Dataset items
____________

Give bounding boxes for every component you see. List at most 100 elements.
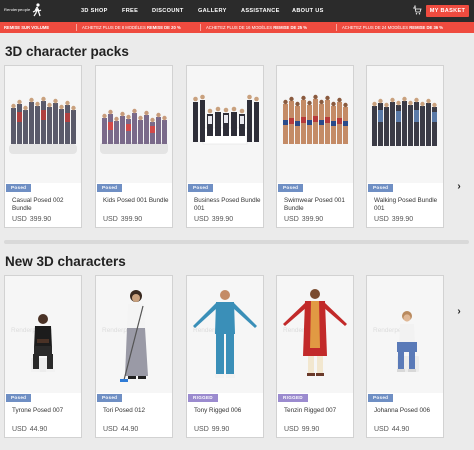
promo-tier-2-discount: REMISE DE 25 % [273, 25, 308, 30]
product-name[interactable]: Tyrone Posed 007 [12, 407, 82, 415]
product-name[interactable]: Tony Rigged 006 [194, 407, 264, 415]
promo-volume: REMISE SUR VOLUME [4, 25, 49, 30]
character-figure-image: Renderpeople [373, 311, 419, 372]
product-image[interactable]: Renderpeople [367, 276, 443, 393]
renderpeople-logo[interactable]: Renderpeople [4, 3, 42, 19]
logo-text: Renderpeople [4, 7, 31, 12]
promo-tier-1: ACHETEZ PLUS DE 8 MODÈLES REMISE DE 20 % [82, 25, 181, 30]
nav-about-us[interactable]: ABOUT US [292, 8, 324, 14]
character-figure-image: Renderpeople [11, 314, 55, 372]
product-price: USD 99.90 [194, 426, 232, 433]
price-value: 44.90 [29, 426, 48, 433]
nav-assistance[interactable]: ASSISTANCE [241, 8, 280, 14]
price-value: 44.90 [391, 426, 410, 433]
nav-gallery[interactable]: GALLERY [198, 8, 227, 14]
product-card[interactable]: Renderpeople RIGGED Tenzin Rigged 007 US… [276, 275, 354, 438]
currency-label: USD [103, 426, 118, 433]
currency-label: USD [12, 426, 27, 433]
product-name[interactable]: Tori Posed 012 [103, 407, 173, 415]
promo-bar: REMISE SUR VOLUME ACHETEZ PLUS DE 8 MODÈ… [0, 22, 474, 33]
product-card[interactable]: Posed Casual Posed 002 Bundle USD 399.90 [4, 65, 82, 228]
carousel-next-arrow-icon[interactable]: › [455, 306, 463, 318]
product-image[interactable]: Renderpeople [277, 276, 353, 393]
product-card[interactable]: Renderpeople Posed Johanna Posed 006 USD… [366, 275, 444, 438]
logo-figure-icon [32, 3, 42, 17]
product-card[interactable]: Renderpeople Posed Tyrone Posed 007 USD 4… [4, 275, 82, 438]
product-price: USD 399.90 [374, 216, 416, 223]
product-card[interactable]: Renderpeople Posed Tori Posed 012 USD 44.… [95, 275, 173, 438]
character-figure-image: Renderpeople [193, 290, 257, 378]
product-image[interactable] [187, 66, 263, 183]
character-figure-image: Renderpeople [102, 290, 148, 382]
product-price: USD 399.90 [194, 216, 236, 223]
product-price: USD 99.90 [284, 426, 322, 433]
badge-posed: Posed [6, 184, 32, 192]
badge-rigged: RIGGED [188, 394, 218, 402]
product-image[interactable] [367, 66, 443, 183]
section-title-characters: New 3D characters [5, 254, 126, 269]
currency-label: USD [284, 426, 299, 433]
price-value: 399.90 [120, 216, 143, 223]
promo-tier-3: ACHETEZ PLUS DE 24 MODÈLES REMISE DE 36 … [342, 25, 443, 30]
group-figures-image [9, 96, 77, 154]
currency-label: USD [194, 426, 209, 433]
promo-tier-2-text: ACHETEZ PLUS DE 16 MODÈLES [206, 25, 273, 30]
nav-free[interactable]: FREE [122, 8, 138, 14]
product-card[interactable]: Posed Business Posed Bundle 001 USD 399.9… [186, 65, 264, 228]
product-name[interactable]: Casual Posed 002 Bundle [12, 197, 82, 212]
product-image[interactable]: Renderpeople [5, 276, 81, 393]
product-image[interactable] [96, 66, 172, 183]
product-price: USD 44.90 [374, 426, 412, 433]
product-image[interactable] [277, 66, 353, 183]
product-image[interactable] [5, 66, 81, 183]
top-navigation: Renderpeople 3D SHOP FREE DISCOUNT GALLE… [0, 0, 474, 22]
carousel-next-arrow-icon[interactable]: › [455, 181, 463, 193]
section-divider [4, 240, 469, 244]
product-price: USD 44.90 [103, 426, 141, 433]
badge-rigged: RIGGED [278, 394, 308, 402]
badge-posed: Posed [188, 184, 214, 192]
currency-label: USD [103, 216, 118, 223]
badge-posed: Posed [368, 394, 394, 402]
product-name[interactable]: Walking Posed Bundle 001 [374, 197, 444, 212]
product-name[interactable]: Johanna Posed 006 [374, 407, 444, 415]
product-name[interactable]: Tenzin Rigged 007 [284, 407, 354, 415]
currency-label: USD [194, 216, 209, 223]
nav-3d-shop[interactable]: 3D SHOP [81, 8, 108, 14]
promo-divider [76, 24, 77, 31]
product-image[interactable]: Renderpeople [187, 276, 263, 393]
product-name[interactable]: Swimwear Posed 001 Bundle [284, 197, 354, 212]
nav-discount[interactable]: DISCOUNT [152, 8, 184, 14]
promo-divider [336, 24, 337, 31]
promo-divider [200, 24, 201, 31]
character-figure-image: Renderpeople [283, 289, 347, 376]
currency-label: USD [284, 216, 299, 223]
price-value: 399.90 [211, 216, 234, 223]
product-price: USD 399.90 [284, 216, 326, 223]
promo-tier-1-discount: REMISE DE 20 % [146, 25, 181, 30]
badge-posed: Posed [6, 394, 32, 402]
promo-tier-3-text: ACHETEZ PLUS DE 24 MODÈLES [342, 25, 409, 30]
product-card[interactable]: Renderpeople RIGGED Tony Rigged 006 USD 9… [186, 275, 264, 438]
price-value: 399.90 [301, 216, 324, 223]
price-value: 44.90 [120, 426, 139, 433]
promo-tier-2: ACHETEZ PLUS DE 16 MODÈLES REMISE DE 25 … [206, 25, 307, 30]
product-card[interactable]: Posed Kids Posed 001 Bundle USD 399.90 [95, 65, 173, 228]
product-image[interactable]: Renderpeople [96, 276, 172, 393]
promo-tier-1-text: ACHETEZ PLUS DE 8 MODÈLES [82, 25, 146, 30]
group-figures-image [193, 94, 259, 145]
badge-posed: Posed [97, 184, 123, 192]
currency-label: USD [374, 426, 389, 433]
badge-posed: Posed [97, 394, 123, 402]
my-basket-button[interactable]: MY BASKET [426, 5, 469, 17]
product-card[interactable]: Posed Swimwear Posed 001 Bundle USD 399.9… [276, 65, 354, 228]
price-value: 99.90 [211, 426, 230, 433]
badge-posed: Posed [368, 184, 394, 192]
product-name[interactable]: Kids Posed 001 Bundle [103, 197, 173, 205]
promo-volume-label: REMISE SUR VOLUME [4, 25, 50, 30]
product-card[interactable]: Posed Walking Posed Bundle 001 USD 399.90 [366, 65, 444, 228]
product-name[interactable]: Business Posed Bundle 001 [194, 197, 264, 212]
price-value: 399.90 [391, 216, 414, 223]
price-value: 99.90 [301, 426, 320, 433]
currency-label: USD [12, 216, 27, 223]
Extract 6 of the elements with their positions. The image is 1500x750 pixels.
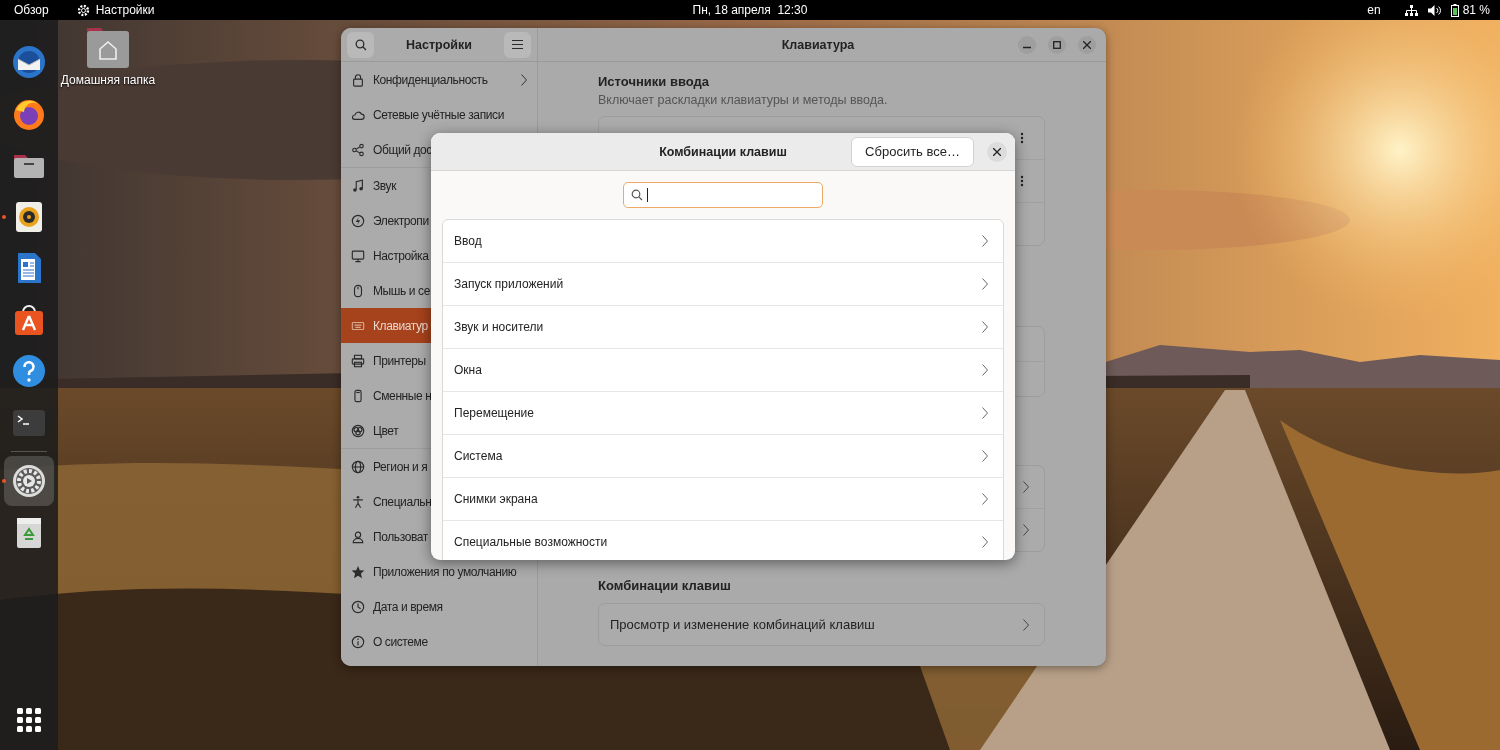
section-description: Включает раскладки клавиатуры и методы ввода. [598, 92, 889, 108]
section-heading: Источники ввода [598, 74, 710, 90]
sidebar-title: Настройки [405, 37, 473, 52]
section-heading: Комбинации клавиш [598, 578, 732, 594]
dialog-title: Комбинации клавиш [659, 144, 787, 159]
page-title: Клавиатура [780, 37, 856, 52]
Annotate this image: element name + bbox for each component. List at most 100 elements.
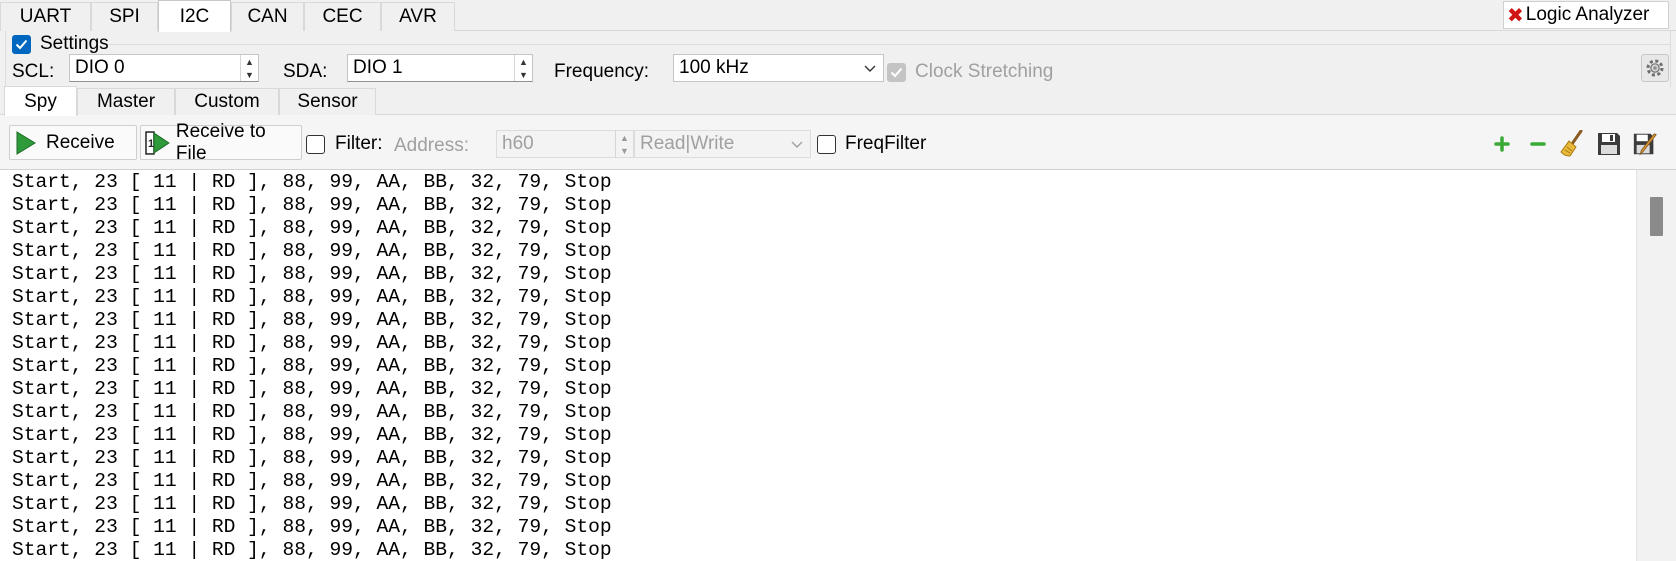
log-text: Start, 23 [ 11 | RD ], 88, 99, AA, BB, 3… — [12, 171, 612, 561]
receive-to-file-label: Receive to File — [175, 120, 266, 164]
spin-arrows[interactable]: ▲ ▼ — [240, 55, 258, 81]
log-line: Start, 23 [ 11 | RD ], 88, 99, AA, BB, 3… — [12, 424, 612, 446]
remove-button[interactable] — [1525, 132, 1551, 156]
tab-i2c[interactable]: I2C — [158, 0, 231, 32]
scl-spinbox[interactable]: DIO 0 ▲ ▼ — [69, 54, 259, 82]
log-line: Start, 23 [ 11 | RD ], 88, 99, AA, BB, 3… — [12, 516, 612, 538]
check-icon — [890, 67, 903, 77]
address-label: Address: — [394, 135, 469, 156]
settings-checkbox[interactable] — [12, 34, 31, 54]
tab-spy[interactable]: Spy — [4, 86, 77, 116]
clock-stretching-toggle[interactable]: Clock Stretching — [887, 61, 1053, 83]
check-icon — [15, 39, 28, 49]
tab-master[interactable]: Master — [77, 88, 175, 115]
freq-filter-checkbox[interactable] — [817, 134, 836, 154]
broom-icon — [1560, 130, 1583, 157]
address-value: h60 — [502, 133, 534, 154]
tab-label: CAN — [247, 6, 288, 27]
protocol-tab-bar: UART SPI I2C CAN CEC AVR ✖ Logic Analyze… — [0, 0, 1676, 32]
log-line: Start, 23 [ 11 | RD ], 88, 99, AA, BB, 3… — [12, 493, 612, 515]
tab-custom[interactable]: Custom — [175, 88, 279, 115]
read-write-select[interactable]: Read|Write — [634, 130, 811, 158]
logic-analyzer-button[interactable]: ✖ Logic Analyzer — [1503, 1, 1669, 29]
vertical-scrollbar[interactable] — [1636, 170, 1676, 561]
read-write-value: Read|Write — [640, 133, 735, 154]
sda-spinbox[interactable]: DIO 1 ▲ ▼ — [347, 54, 533, 82]
log-line: Start, 23 [ 11 | RD ], 88, 99, AA, BB, 3… — [12, 378, 612, 400]
svg-text:1: 1 — [148, 137, 154, 149]
frequency-select[interactable]: 100 kHz — [673, 54, 884, 82]
tab-label: Sensor — [297, 91, 358, 112]
sda-label: SDA: — [283, 61, 328, 82]
chevron-down-icon — [791, 141, 803, 148]
tab-avr[interactable]: AVR — [381, 2, 455, 31]
receive-label: Receive — [46, 131, 115, 153]
log-line: Start, 23 [ 11 | RD ], 88, 99, AA, BB, 3… — [12, 194, 612, 216]
down-arrow-icon[interactable]: ▼ — [245, 70, 254, 80]
tab-label: I2C — [179, 5, 210, 27]
tab-uart[interactable]: UART — [0, 2, 91, 31]
filter-checkbox[interactable] — [306, 134, 325, 154]
receive-button[interactable]: Receive — [9, 125, 137, 160]
up-arrow-icon[interactable]: ▲ — [620, 133, 629, 143]
scl-value: DIO 0 — [75, 57, 125, 78]
scl-label: SCL: — [12, 61, 55, 82]
gear-icon — [1646, 59, 1664, 77]
mode-tab-bar: Spy Master Custom Sensor — [0, 86, 1676, 116]
tab-spi[interactable]: SPI — [91, 2, 158, 31]
log-line: Start, 23 [ 11 | RD ], 88, 99, AA, BB, 3… — [12, 217, 612, 239]
save-button[interactable] — [1596, 132, 1622, 156]
clear-button[interactable] — [1559, 130, 1585, 157]
log-line: Start, 23 [ 11 | RD ], 88, 99, AA, BB, 3… — [12, 240, 612, 262]
receive-to-file-button[interactable]: 1 Receive to File — [140, 121, 302, 164]
down-arrow-icon[interactable]: ▼ — [519, 70, 528, 80]
edit-icon — [1633, 133, 1657, 156]
clock-stretching-label: Clock Stretching — [915, 61, 1054, 82]
tab-label: SPI — [109, 6, 140, 27]
save-icon — [1598, 133, 1620, 155]
log-line: Start, 23 [ 11 | RD ], 88, 99, AA, BB, 3… — [12, 263, 612, 285]
scrollbar-thumb[interactable] — [1650, 197, 1663, 236]
spy-log[interactable]: Start, 23 [ 11 | RD ], 88, 99, AA, BB, 3… — [0, 169, 1676, 561]
chevron-down-icon — [864, 65, 876, 72]
frequency-label: Frequency: — [554, 61, 650, 82]
edit-button[interactable] — [1632, 132, 1658, 156]
divider — [109, 44, 1670, 45]
spin-arrows[interactable]: ▲ ▼ — [615, 131, 633, 157]
add-icon — [1494, 136, 1510, 152]
log-line: Start, 23 [ 11 | RD ], 88, 99, AA, BB, 3… — [12, 470, 612, 492]
tab-label: Custom — [194, 91, 260, 112]
add-button[interactable] — [1489, 132, 1515, 156]
spin-arrows[interactable]: ▲ ▼ — [514, 55, 532, 81]
spy-toolbar: Receive 1 Receive to File Filter: Addres… — [0, 115, 1676, 169]
logic-analyzer-label: Logic Analyzer — [1525, 4, 1650, 25]
play-to-file-icon: 1 — [145, 130, 170, 155]
log-line: Start, 23 [ 11 | RD ], 88, 99, AA, BB, 3… — [12, 309, 612, 331]
close-icon: ✖ — [1507, 4, 1524, 27]
log-line: Start, 23 [ 11 | RD ], 88, 99, AA, BB, 3… — [12, 332, 612, 354]
tab-label: AVR — [399, 6, 437, 27]
up-arrow-icon[interactable]: ▲ — [245, 57, 254, 67]
remove-icon — [1530, 142, 1546, 146]
log-line: Start, 23 [ 11 | RD ], 88, 99, AA, BB, 3… — [12, 171, 612, 193]
frequency-value: 100 kHz — [679, 57, 749, 78]
up-arrow-icon[interactable]: ▲ — [519, 57, 528, 67]
settings-label: Settings — [40, 33, 109, 54]
settings-toggle[interactable]: Settings — [12, 33, 109, 55]
filter-toggle[interactable]: Filter: — [306, 133, 383, 155]
gear-button[interactable] — [1641, 54, 1669, 82]
log-line: Start, 23 [ 11 | RD ], 88, 99, AA, BB, 3… — [12, 355, 612, 377]
tab-label: Master — [96, 91, 156, 112]
down-arrow-icon[interactable]: ▼ — [620, 146, 629, 156]
play-icon — [16, 130, 36, 155]
clock-stretching-checkbox[interactable] — [887, 62, 906, 82]
log-line: Start, 23 [ 11 | RD ], 88, 99, AA, BB, 3… — [12, 401, 612, 423]
freq-filter-toggle[interactable]: FreqFilter — [817, 133, 926, 155]
tab-label: Spy — [24, 90, 57, 112]
tab-sensor[interactable]: Sensor — [279, 88, 376, 115]
tab-can[interactable]: CAN — [231, 2, 304, 31]
tab-label: UART — [19, 6, 72, 27]
tab-cec[interactable]: CEC — [304, 2, 381, 31]
freq-filter-label: FreqFilter — [845, 133, 927, 154]
address-spinbox[interactable]: h60 ▲ ▼ — [496, 130, 634, 158]
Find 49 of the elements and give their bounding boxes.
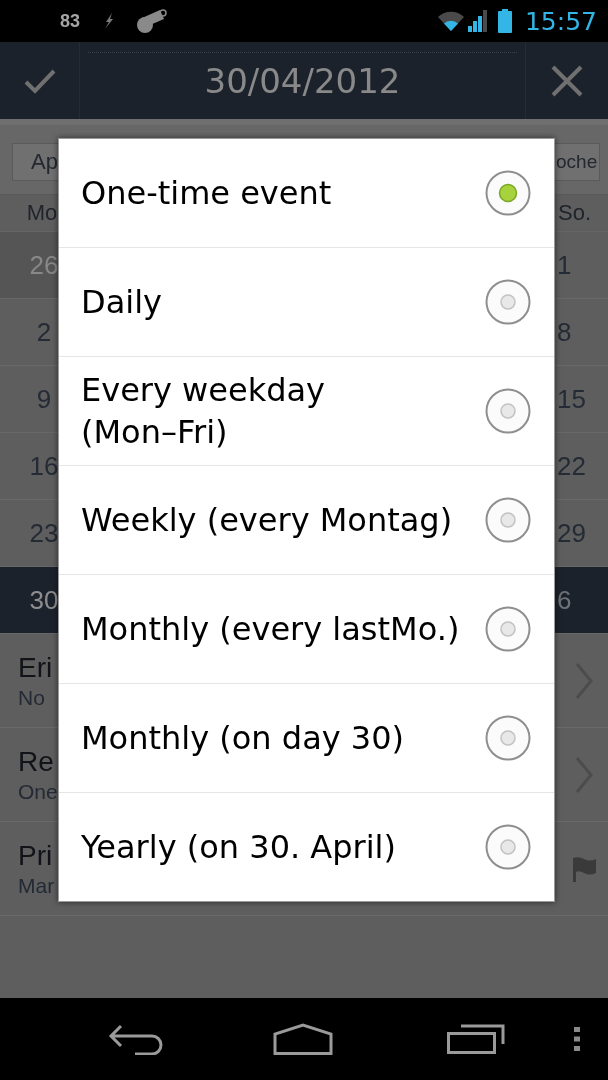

____________

• **Task to complete**: Reproduce word for word every line from the one containing "section-description: Включает раскладки" down to the one containing "Annotate this image: element", including both of those lines.

• **Worked solution**:
section-description: Включает раскладки клавиатуры и методы ввода. [598, 92, 889, 108]
section-heading: Источники ввода [598, 74, 710, 90]
sidebar-title: Настройки [405, 37, 473, 52]
section-heading: Комбинации клавиш [598, 578, 732, 594]
dialog-title: Комбинации клавиш [659, 144, 787, 159]
page-title: Клавиатура [780, 37, 856, 52]
Annotate this image: element name + bbox for each component. List at most 100 elements.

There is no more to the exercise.